### Your instructions
Pull out each line of the data that includes the word "function".

Figure collection entries:
•••••

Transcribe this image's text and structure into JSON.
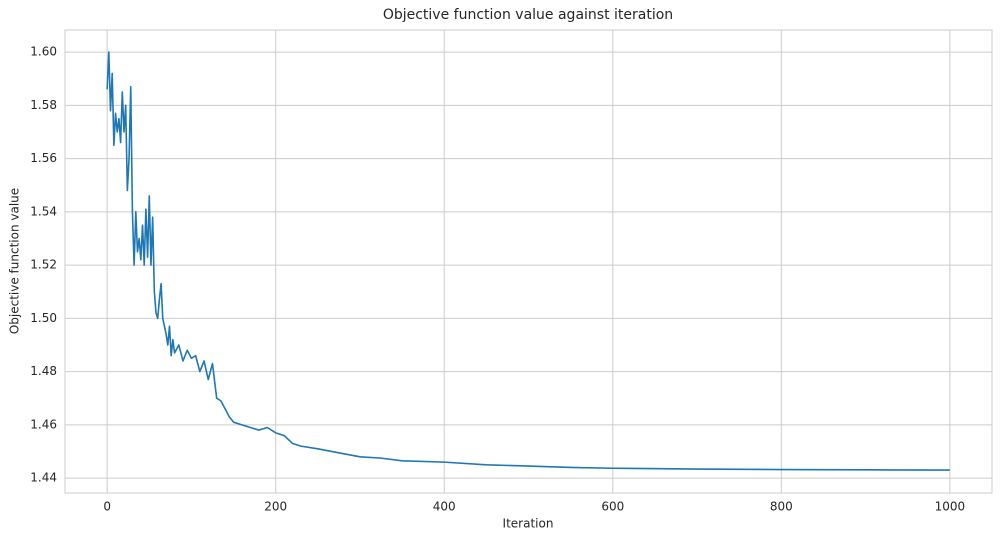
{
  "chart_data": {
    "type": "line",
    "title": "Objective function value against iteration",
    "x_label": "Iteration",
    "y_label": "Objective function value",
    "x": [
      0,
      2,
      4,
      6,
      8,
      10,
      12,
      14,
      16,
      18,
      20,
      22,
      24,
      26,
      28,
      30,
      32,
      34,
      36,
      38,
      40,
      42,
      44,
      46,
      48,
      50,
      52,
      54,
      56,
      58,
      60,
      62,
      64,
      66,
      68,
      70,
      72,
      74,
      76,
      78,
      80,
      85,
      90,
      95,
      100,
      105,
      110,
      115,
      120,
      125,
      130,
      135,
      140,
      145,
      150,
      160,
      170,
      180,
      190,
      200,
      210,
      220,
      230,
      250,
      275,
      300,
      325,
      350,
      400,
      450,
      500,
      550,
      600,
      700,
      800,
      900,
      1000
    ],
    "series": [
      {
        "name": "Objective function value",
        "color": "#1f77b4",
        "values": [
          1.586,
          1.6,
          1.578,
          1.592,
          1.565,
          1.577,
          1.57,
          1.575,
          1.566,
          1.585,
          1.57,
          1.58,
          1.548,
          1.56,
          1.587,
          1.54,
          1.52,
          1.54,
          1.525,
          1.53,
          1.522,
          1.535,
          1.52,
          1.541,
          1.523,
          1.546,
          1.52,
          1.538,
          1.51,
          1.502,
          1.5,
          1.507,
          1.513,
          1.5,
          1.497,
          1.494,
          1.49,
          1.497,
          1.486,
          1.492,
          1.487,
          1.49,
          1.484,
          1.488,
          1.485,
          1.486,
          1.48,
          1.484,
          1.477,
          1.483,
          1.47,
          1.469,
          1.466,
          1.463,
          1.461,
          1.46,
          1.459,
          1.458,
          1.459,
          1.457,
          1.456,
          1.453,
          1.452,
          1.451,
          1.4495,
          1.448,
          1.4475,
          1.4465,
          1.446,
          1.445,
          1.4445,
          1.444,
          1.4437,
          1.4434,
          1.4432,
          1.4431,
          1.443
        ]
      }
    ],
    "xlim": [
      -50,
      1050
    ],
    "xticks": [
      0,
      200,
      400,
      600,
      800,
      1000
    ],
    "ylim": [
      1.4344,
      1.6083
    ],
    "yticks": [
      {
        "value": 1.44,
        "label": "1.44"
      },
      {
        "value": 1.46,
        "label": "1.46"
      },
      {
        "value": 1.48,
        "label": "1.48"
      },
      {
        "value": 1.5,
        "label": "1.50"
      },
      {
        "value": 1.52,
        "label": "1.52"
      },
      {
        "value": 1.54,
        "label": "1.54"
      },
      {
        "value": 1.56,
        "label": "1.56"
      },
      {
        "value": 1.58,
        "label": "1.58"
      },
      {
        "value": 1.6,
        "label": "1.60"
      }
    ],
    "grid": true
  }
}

•••••

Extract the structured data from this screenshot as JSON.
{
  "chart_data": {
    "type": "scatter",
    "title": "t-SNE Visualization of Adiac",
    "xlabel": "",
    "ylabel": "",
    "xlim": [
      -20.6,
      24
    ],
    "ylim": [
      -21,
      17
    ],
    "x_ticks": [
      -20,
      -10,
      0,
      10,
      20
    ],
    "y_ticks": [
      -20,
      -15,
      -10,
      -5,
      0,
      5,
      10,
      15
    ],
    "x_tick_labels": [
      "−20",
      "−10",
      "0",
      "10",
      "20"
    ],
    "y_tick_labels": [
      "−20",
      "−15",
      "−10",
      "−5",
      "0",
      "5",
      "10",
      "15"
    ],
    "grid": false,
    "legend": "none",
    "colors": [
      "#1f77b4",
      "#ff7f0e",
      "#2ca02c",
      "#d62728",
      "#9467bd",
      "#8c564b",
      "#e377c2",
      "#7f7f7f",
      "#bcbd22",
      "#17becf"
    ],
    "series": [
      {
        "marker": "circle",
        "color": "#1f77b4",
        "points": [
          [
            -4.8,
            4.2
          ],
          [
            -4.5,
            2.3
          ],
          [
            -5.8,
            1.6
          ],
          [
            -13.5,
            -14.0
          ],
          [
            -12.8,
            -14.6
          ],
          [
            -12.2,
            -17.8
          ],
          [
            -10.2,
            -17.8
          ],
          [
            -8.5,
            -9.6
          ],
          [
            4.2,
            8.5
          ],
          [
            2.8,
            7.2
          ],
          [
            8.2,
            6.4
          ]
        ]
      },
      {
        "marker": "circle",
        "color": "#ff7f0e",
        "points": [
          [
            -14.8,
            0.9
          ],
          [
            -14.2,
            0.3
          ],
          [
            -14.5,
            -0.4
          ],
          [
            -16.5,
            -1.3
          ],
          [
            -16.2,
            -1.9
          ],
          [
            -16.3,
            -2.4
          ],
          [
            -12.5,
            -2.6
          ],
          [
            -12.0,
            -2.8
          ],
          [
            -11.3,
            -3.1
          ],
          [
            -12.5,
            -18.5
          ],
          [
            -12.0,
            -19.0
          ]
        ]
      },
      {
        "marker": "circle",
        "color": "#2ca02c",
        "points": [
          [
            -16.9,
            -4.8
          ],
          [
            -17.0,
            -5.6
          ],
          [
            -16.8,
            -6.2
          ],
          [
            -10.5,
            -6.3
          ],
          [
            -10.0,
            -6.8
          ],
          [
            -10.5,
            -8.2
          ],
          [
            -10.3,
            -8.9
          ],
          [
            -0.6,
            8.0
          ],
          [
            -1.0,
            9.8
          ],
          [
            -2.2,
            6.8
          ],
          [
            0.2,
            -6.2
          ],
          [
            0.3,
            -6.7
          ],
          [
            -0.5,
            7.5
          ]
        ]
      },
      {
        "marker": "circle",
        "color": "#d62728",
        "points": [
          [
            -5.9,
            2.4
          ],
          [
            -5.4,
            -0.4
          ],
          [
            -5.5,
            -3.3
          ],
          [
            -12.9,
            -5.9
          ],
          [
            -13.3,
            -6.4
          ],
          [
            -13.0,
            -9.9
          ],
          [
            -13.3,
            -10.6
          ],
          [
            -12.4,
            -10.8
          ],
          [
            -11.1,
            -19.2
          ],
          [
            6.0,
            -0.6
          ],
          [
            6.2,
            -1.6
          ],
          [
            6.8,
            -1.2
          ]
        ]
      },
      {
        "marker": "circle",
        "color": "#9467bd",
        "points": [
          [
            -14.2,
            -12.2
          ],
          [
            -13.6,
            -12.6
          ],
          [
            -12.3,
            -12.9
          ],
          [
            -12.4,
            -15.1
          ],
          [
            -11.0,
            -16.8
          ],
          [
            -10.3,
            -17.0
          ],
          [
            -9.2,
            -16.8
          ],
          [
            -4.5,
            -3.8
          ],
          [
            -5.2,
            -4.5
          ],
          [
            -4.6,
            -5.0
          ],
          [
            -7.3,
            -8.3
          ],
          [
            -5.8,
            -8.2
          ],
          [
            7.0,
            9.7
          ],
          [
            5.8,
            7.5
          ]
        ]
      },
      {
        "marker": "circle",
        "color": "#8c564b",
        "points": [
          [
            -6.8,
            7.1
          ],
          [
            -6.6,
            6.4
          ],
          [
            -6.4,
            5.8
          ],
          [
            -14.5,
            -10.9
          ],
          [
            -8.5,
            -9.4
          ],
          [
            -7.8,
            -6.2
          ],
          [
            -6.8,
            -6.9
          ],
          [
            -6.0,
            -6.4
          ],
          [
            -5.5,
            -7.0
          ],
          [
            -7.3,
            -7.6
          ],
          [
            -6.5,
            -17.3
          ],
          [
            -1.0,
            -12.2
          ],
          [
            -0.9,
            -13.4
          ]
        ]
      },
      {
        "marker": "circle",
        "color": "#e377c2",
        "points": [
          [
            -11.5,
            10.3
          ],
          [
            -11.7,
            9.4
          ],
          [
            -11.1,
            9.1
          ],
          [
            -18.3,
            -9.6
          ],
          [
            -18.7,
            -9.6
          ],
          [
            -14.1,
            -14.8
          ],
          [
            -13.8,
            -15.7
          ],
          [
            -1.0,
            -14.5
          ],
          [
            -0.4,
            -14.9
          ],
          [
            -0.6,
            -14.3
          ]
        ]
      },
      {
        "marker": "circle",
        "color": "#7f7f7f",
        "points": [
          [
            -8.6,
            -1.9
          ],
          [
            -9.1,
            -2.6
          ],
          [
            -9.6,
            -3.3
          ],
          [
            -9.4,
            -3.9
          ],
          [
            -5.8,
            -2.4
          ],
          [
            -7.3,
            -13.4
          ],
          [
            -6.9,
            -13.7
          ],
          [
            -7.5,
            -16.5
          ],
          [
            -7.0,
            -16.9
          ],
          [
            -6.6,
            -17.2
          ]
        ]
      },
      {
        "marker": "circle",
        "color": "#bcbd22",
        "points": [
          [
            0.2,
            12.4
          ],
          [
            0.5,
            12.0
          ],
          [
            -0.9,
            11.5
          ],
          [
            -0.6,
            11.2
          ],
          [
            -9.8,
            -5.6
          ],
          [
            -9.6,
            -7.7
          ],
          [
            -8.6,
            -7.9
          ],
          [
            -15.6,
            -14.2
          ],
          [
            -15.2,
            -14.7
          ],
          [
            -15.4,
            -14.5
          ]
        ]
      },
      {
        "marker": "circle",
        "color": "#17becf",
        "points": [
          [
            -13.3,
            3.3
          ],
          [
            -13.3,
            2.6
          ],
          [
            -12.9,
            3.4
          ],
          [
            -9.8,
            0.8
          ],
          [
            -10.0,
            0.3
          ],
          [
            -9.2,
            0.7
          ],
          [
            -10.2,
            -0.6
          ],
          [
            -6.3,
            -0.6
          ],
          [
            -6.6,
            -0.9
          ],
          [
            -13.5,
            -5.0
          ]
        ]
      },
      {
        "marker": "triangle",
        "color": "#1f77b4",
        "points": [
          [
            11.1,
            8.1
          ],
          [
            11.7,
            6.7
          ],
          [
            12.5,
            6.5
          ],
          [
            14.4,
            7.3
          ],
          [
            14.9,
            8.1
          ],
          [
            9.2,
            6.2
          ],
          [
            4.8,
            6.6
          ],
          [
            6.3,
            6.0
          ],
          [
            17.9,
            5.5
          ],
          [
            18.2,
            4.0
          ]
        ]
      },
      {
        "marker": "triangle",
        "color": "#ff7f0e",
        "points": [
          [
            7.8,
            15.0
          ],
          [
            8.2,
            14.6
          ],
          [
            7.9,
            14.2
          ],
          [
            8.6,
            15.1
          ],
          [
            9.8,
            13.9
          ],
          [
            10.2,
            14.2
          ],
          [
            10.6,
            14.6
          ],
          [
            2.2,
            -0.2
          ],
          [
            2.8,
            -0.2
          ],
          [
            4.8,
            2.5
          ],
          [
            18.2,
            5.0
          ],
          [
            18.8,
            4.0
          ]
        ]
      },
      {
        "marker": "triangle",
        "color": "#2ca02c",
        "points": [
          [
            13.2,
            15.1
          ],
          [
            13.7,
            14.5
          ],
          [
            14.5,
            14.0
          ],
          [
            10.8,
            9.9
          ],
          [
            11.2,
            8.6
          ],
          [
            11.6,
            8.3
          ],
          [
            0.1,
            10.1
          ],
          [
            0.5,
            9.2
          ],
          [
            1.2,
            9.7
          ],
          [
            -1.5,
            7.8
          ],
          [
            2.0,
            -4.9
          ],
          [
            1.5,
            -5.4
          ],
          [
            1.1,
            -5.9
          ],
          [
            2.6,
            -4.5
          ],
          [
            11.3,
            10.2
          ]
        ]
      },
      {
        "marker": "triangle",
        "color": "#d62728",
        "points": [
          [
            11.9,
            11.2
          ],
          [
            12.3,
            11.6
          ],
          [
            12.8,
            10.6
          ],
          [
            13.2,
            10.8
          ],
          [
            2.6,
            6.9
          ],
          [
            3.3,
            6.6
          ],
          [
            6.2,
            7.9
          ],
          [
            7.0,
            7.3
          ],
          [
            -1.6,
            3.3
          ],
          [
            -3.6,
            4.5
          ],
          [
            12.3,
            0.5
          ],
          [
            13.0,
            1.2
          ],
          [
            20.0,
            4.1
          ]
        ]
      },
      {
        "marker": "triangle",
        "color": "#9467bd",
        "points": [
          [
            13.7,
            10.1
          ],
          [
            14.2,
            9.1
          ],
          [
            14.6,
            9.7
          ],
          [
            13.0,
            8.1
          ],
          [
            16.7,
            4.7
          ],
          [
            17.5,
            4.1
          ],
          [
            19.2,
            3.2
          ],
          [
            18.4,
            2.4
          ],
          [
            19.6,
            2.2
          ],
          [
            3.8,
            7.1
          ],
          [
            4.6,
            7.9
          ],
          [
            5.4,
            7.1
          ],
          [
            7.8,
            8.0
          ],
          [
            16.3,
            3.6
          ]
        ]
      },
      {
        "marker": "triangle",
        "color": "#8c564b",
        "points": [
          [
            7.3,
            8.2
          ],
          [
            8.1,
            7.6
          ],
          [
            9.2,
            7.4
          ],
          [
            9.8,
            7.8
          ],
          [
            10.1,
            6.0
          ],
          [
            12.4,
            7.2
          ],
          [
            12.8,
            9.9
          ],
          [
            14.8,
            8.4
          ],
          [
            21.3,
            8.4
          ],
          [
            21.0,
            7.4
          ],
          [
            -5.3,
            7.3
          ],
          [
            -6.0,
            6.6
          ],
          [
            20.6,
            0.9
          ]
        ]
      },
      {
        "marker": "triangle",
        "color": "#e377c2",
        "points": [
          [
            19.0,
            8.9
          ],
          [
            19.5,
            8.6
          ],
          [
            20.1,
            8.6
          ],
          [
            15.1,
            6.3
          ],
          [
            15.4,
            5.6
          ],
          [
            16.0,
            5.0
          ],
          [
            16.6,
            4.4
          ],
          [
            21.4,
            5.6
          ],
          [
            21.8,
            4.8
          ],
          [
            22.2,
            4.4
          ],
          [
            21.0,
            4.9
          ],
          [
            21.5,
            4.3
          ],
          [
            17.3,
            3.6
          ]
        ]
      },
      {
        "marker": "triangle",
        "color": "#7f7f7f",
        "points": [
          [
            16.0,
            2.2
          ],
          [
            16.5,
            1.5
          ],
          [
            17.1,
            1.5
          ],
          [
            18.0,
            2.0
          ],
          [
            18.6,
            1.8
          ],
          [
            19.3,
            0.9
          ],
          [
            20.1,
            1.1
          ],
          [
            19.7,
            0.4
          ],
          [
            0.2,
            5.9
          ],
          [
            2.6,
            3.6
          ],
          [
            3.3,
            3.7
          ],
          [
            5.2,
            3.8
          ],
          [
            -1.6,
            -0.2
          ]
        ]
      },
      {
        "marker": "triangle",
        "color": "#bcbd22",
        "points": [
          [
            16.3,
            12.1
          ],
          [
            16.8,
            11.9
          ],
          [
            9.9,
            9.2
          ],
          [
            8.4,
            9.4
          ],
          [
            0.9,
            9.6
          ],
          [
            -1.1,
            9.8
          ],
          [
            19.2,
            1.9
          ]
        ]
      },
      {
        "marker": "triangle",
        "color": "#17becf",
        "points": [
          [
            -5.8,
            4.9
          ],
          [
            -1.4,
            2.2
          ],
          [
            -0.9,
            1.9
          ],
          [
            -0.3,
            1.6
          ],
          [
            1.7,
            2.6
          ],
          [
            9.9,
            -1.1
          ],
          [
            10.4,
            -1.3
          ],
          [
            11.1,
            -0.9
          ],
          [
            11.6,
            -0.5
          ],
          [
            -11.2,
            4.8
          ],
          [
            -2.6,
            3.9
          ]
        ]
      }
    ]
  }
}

•••••

### The result
    "title": "Objective function value against iteration",
    "y_label": "Objective function value",
        "name": "Objective function value",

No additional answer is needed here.